--- EXERCISE DETAILS ---
Reproduce the listing verbatim.

[START WORKING DATA]

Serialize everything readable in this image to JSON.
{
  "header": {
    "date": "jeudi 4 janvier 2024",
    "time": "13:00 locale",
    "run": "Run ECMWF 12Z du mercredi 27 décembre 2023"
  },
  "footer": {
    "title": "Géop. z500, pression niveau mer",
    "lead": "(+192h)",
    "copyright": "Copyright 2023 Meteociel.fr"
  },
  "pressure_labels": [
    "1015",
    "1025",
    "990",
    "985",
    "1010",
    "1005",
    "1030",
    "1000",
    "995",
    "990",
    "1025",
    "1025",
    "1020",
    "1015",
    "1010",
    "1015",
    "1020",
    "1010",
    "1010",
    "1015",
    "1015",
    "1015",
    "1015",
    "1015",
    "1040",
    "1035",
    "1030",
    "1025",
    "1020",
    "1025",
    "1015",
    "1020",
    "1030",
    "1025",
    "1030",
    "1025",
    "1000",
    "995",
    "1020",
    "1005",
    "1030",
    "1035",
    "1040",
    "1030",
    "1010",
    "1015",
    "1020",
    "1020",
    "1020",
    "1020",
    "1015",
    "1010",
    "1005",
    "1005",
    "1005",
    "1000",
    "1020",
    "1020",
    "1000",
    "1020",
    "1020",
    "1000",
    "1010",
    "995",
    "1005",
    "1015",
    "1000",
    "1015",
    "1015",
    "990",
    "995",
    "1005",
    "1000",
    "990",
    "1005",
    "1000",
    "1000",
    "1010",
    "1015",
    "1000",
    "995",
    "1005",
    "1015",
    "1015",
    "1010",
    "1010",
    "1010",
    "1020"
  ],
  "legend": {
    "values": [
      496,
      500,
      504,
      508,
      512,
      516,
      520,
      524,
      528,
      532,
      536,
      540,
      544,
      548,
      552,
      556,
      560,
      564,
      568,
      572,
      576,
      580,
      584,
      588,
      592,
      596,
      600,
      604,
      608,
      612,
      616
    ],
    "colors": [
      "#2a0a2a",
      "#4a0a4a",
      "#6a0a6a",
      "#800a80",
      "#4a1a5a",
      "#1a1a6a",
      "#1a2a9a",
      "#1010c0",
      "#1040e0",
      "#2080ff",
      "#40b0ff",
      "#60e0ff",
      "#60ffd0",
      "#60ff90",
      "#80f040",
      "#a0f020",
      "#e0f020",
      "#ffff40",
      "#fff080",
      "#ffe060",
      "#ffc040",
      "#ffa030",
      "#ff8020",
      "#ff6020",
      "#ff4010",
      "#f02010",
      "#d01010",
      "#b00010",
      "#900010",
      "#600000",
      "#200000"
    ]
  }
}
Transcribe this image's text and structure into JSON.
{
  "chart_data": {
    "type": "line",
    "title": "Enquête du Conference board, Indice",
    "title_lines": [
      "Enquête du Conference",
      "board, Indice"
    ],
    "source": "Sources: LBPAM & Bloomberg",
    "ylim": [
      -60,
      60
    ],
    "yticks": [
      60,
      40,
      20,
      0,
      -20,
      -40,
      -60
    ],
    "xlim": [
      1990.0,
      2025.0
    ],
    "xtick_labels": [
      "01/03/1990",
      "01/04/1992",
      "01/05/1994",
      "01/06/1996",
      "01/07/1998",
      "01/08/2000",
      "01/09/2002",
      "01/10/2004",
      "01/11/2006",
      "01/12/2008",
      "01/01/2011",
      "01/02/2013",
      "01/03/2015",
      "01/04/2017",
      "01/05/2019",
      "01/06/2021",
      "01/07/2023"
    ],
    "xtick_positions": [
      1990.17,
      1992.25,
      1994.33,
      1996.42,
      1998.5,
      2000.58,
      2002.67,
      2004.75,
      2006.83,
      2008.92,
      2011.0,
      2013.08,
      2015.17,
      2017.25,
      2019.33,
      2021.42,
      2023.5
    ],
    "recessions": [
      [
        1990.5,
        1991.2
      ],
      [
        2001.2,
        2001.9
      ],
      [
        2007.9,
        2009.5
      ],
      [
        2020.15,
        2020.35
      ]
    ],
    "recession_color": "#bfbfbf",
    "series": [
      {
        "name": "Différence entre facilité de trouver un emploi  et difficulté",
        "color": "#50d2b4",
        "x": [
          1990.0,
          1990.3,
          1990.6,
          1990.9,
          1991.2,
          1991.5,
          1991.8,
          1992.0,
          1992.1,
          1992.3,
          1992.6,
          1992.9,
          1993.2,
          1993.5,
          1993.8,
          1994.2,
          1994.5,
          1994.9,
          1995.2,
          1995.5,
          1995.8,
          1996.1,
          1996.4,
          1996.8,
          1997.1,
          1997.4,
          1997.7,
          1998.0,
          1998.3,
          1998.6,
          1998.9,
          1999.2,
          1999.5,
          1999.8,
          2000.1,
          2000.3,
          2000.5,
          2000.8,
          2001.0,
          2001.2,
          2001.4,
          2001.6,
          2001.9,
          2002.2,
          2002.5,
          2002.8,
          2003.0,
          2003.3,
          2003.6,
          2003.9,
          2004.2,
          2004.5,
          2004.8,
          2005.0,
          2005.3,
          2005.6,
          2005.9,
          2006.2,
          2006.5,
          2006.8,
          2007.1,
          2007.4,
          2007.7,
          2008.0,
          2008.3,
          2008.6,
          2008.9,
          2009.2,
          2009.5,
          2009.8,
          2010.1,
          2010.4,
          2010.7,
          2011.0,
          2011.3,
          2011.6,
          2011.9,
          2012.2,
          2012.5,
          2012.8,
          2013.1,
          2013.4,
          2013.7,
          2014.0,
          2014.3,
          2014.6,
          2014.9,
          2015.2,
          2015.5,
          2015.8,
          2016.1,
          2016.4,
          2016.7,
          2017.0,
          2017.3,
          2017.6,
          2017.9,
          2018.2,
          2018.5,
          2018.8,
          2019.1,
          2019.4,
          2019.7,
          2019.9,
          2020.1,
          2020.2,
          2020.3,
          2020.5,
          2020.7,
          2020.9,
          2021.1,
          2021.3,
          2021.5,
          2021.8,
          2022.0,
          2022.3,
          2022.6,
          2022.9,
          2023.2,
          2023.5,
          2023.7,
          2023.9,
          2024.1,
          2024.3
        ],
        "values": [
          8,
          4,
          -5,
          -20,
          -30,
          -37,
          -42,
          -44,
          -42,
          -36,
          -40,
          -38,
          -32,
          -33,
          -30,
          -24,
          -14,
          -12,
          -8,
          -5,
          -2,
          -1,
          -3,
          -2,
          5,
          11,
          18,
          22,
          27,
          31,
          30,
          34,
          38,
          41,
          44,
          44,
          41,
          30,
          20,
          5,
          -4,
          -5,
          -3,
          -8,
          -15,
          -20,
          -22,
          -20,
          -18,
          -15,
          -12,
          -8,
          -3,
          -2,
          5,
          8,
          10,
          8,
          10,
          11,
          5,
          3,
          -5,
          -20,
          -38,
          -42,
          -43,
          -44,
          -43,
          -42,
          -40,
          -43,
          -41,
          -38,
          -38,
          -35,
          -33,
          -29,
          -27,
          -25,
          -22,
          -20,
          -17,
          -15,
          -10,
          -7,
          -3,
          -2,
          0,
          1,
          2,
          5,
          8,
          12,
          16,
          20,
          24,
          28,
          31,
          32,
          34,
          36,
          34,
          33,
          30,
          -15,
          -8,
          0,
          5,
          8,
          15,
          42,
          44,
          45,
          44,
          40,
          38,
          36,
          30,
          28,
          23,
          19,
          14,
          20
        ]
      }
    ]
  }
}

[END WORKING DATA]

--- RESPONSE TO THE TASK ---
Serialize everything readable in this image to JSON.
{
  "header": {
    "date": "jeudi 4 janvier 2024",
    "time": "13:00 locale",
    "run": "Run ECMWF 12Z du mercredi 27 décembre 2023"
  },
  "footer": {
    "title": "Géop. z500, pression niveau mer",
    "lead": "(+192h)",
    "copyright": "Copyright 2023 Meteociel.fr"
  },
  "pressure_labels": [
    "1015",
    "1025",
    "990",
    "985",
    "1010",
    "1005",
    "1030",
    "1000",
    "995",
    "990",
    "1025",
    "1025",
    "1020",
    "1015",
    "1010",
    "1015",
    "1020",
    "1010",
    "1010",
    "1015",
    "1015",
    "1015",
    "1015",
    "1015",
    "1040",
    "1035",
    "1030",
    "1025",
    "1020",
    "1025",
    "1015",
    "1020",
    "1030",
    "1025",
    "1030",
    "1025",
    "1000",
    "995",
    "1020",
    "1005",
    "1030",
    "1035",
    "1040",
    "1030",
    "1010",
    "1015",
    "1020",
    "1020",
    "1020",
    "1020",
    "1015",
    "1010",
    "1005",
    "1005",
    "1005",
    "1000",
    "1020",
    "1020",
    "1000",
    "1020",
    "1020",
    "1000",
    "1010",
    "995",
    "1005",
    "1015",
    "1000",
    "1015",
    "1015",
    "990",
    "995",
    "1005",
    "1000",
    "990",
    "1005",
    "1000",
    "1000",
    "1010",
    "1015",
    "1000",
    "995",
    "1005",
    "1015",
    "1015",
    "1010",
    "1010",
    "1010",
    "1020"
  ],
  "legend": {
    "values": [
      496,
      500,
      504,
      508,
      512,
      516,
      520,
      524,
      528,
      532,
      536,
      540,
      544,
      548,
      552,
      556,
      560,
      564,
      568,
      572,
      576,
      580,
      584,
      588,
      592,
      596,
      600,
      604,
      608,
      612,
      616
    ],
    "colors": [
      "#2a0a2a",
      "#4a0a4a",
      "#6a0a6a",
      "#800a80",
      "#4a1a5a",
      "#1a1a6a",
      "#1a2a9a",
      "#1010c0",
      "#1040e0",
      "#2080ff",
      "#40b0ff",
      "#60e0ff",
      "#60ffd0",
      "#60ff90",
      "#80f040",
      "#a0f020",
      "#e0f020",
      "#ffff40",
      "#fff080",
      "#ffe060",
      "#ffc040",
      "#ffa030",
      "#ff8020",
      "#ff6020",
      "#ff4010",
      "#f02010",
      "#d01010",
      "#b00010",
      "#900010",
      "#600000",
      "#200000"
    ]
  }
}
Transcribe this image's text and structure into JSON.
{
  "chart_data": {
    "type": "line",
    "title": "Enquête du Conference board, Indice",
    "title_lines": [
      "Enquête du Conference",
      "board, Indice"
    ],
    "source": "Sources: LBPAM & Bloomberg",
    "ylim": [
      -60,
      60
    ],
    "yticks": [
      60,
      40,
      20,
      0,
      -20,
      -40,
      -60
    ],
    "xlim": [
      1990.0,
      2025.0
    ],
    "xtick_labels": [
      "01/03/1990",
      "01/04/1992",
      "01/05/1994",
      "01/06/1996",
      "01/07/1998",
      "01/08/2000",
      "01/09/2002",
      "01/10/2004",
      "01/11/2006",
      "01/12/2008",
      "01/01/2011",
      "01/02/2013",
      "01/03/2015",
      "01/04/2017",
      "01/05/2019",
      "01/06/2021",
      "01/07/2023"
    ],
    "xtick_positions": [
      1990.17,
      1992.25,
      1994.33,
      1996.42,
      1998.5,
      2000.58,
      2002.67,
      2004.75,
      2006.83,
      2008.92,
      2011.0,
      2013.08,
      2015.17,
      2017.25,
      2019.33,
      2021.42,
      2023.5
    ],
    "recessions": [
      [
        1990.5,
        1991.2
      ],
      [
        2001.2,
        2001.9
      ],
      [
        2007.9,
        2009.5
      ],
      [
        2020.15,
        2020.35
      ]
    ],
    "recession_color": "#bfbfbf",
    "series": [
      {
        "name": "Différence entre facilité de trouver un emploi  et difficulté",
        "color": "#50d2b4",
        "x": [
          1990.0,
          1990.3,
          1990.6,
          1990.9,
          1991.2,
          1991.5,
          1991.8,
          1992.0,
          1992.1,
          1992.3,
          1992.6,
          1992.9,
          1993.2,
          1993.5,
          1993.8,
          1994.2,
          1994.5,
          1994.9,
          1995.2,
          1995.5,
          1995.8,
          1996.1,
          1996.4,
          1996.8,
          1997.1,
          1997.4,
          1997.7,
          1998.0,
          1998.3,
          1998.6,
          1998.9,
          1999.2,
          1999.5,
          1999.8,
          2000.1,
          2000.3,
          2000.5,
          2000.8,
          2001.0,
          2001.2,
          2001.4,
          2001.6,
          2001.9,
          2002.2,
          2002.5,
          2002.8,
          2003.0,
          2003.3,
          2003.6,
          2003.9,
          2004.2,
          2004.5,
          2004.8,
          2005.0,
          2005.3,
          2005.6,
          2005.9,
          2006.2,
          2006.5,
          2006.8,
          2007.1,
          2007.4,
          2007.7,
          2008.0,
          2008.3,
          2008.6,
          2008.9,
          2009.2,
          2009.5,
          2009.8,
          2010.1,
          2010.4,
          2010.7,
          2011.0,
          2011.3,
          2011.6,
          2011.9,
          2012.2,
          2012.5,
          2012.8,
          2013.1,
          2013.4,
          2013.7,
          2014.0,
          2014.3,
          2014.6,
          2014.9,
          2015.2,
          2015.5,
          2015.8,
          2016.1,
          2016.4,
          2016.7,
          2017.0,
          2017.3,
          2017.6,
          2017.9,
          2018.2,
          2018.5,
          2018.8,
          2019.1,
          2019.4,
          2019.7,
          2019.9,
          2020.1,
          2020.2,
          2020.3,
          2020.5,
          2020.7,
          2020.9,
          2021.1,
          2021.3,
          2021.5,
          2021.8,
          2022.0,
          2022.3,
          2022.6,
          2022.9,
          2023.2,
          2023.5,
          2023.7,
          2023.9,
          2024.1,
          2024.3
        ],
        "values": [
          8,
          4,
          -5,
          -20,
          -30,
          -37,
          -42,
          -44,
          -42,
          -36,
          -40,
          -38,
          -32,
          -33,
          -30,
          -24,
          -14,
          -12,
          -8,
          -5,
          -2,
          -1,
          -3,
          -2,
          5,
          11,
          18,
          22,
          27,
          31,
          30,
          34,
          38,
          41,
          44,
          44,
          41,
          30,
          20,
          5,
          -4,
          -5,
          -3,
          -8,
          -15,
          -20,
          -22,
          -20,
          -18,
          -15,
          -12,
          -8,
          -3,
          -2,
          5,
          8,
          10,
          8,
          10,
          11,
          5,
          3,
          -5,
          -20,
          -38,
          -42,
          -43,
          -44,
          -43,
          -42,
          -40,
          -43,
          -41,
          -38,
          -38,
          -35,
          -33,
          -29,
          -27,
          -25,
          -22,
          -20,
          -17,
          -15,
          -10,
          -7,
          -3,
          -2,
          0,
          1,
          2,
          5,
          8,
          12,
          16,
          20,
          24,
          28,
          31,
          32,
          34,
          36,
          34,
          33,
          30,
          -15,
          -8,
          0,
          5,
          8,
          15,
          42,
          44,
          45,
          44,
          40,
          38,
          36,
          30,
          28,
          23,
          19,
          14,
          20
        ]
      }
    ]
  }
}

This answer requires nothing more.